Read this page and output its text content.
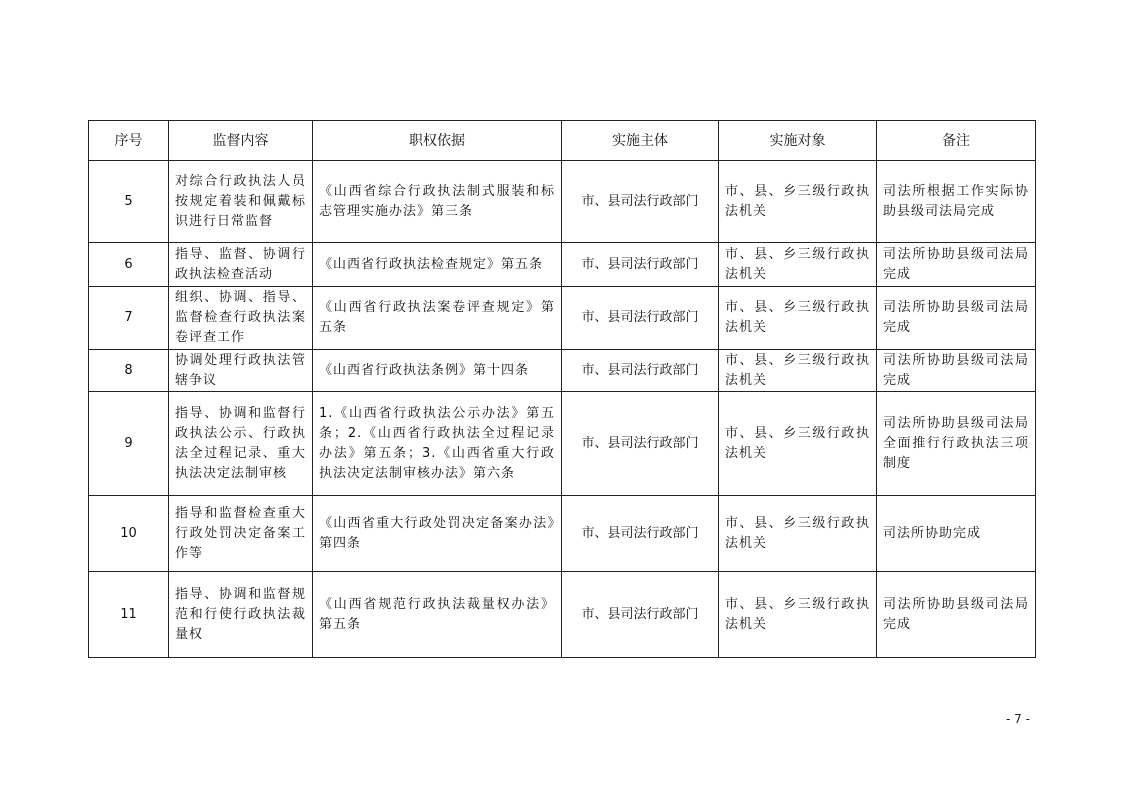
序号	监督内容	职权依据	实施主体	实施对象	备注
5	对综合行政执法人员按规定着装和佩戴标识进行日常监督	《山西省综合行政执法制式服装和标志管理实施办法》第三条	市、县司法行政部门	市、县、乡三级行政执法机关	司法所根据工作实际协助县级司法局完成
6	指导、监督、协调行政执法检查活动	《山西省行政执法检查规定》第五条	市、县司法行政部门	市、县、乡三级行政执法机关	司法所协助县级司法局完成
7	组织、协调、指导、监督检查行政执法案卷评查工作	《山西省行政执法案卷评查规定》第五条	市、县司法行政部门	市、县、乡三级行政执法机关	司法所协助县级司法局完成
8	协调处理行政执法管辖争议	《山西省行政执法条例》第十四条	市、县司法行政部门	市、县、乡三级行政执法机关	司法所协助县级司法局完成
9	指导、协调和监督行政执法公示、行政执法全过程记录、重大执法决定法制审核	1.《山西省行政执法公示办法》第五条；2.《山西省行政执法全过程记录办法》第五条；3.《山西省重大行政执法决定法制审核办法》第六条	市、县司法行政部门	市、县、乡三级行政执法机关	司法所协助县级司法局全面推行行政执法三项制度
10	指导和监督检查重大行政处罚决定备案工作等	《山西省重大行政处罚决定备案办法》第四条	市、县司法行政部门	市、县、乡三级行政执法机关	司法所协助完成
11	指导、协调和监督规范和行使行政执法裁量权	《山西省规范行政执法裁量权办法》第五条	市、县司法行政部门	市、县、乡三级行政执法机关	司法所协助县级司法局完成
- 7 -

- [Job]: Repeat each entry exactly. Pictures do not belong in the copy.

- [Reply]:
Read this page and output its text content.
序号	监督内容	职权依据	实施主体	实施对象	备注
5	对综合行政执法人员按规定着装和佩戴标识进行日常监督	《山西省综合行政执法制式服装和标志管理实施办法》第三条	市、县司法行政部门	市、县、乡三级行政执法机关	司法所根据工作实际协助县级司法局完成
6	指导、监督、协调行政执法检查活动	《山西省行政执法检查规定》第五条	市、县司法行政部门	市、县、乡三级行政执法机关	司法所协助县级司法局完成
7	组织、协调、指导、监督检查行政执法案卷评查工作	《山西省行政执法案卷评查规定》第五条	市、县司法行政部门	市、县、乡三级行政执法机关	司法所协助县级司法局完成
8	协调处理行政执法管辖争议	《山西省行政执法条例》第十四条	市、县司法行政部门	市、县、乡三级行政执法机关	司法所协助县级司法局完成
9	指导、协调和监督行政执法公示、行政执法全过程记录、重大执法决定法制审核	1.《山西省行政执法公示办法》第五条；2.《山西省行政执法全过程记录办法》第五条；3.《山西省重大行政执法决定法制审核办法》第六条	市、县司法行政部门	市、县、乡三级行政执法机关	司法所协助县级司法局全面推行行政执法三项制度
10	指导和监督检查重大行政处罚决定备案工作等	《山西省重大行政处罚决定备案办法》第四条	市、县司法行政部门	市、县、乡三级行政执法机关	司法所协助完成
11	指导、协调和监督规范和行使行政执法裁量权	《山西省规范行政执法裁量权办法》第五条	市、县司法行政部门	市、县、乡三级行政执法机关	司法所协助县级司法局完成
- 7 -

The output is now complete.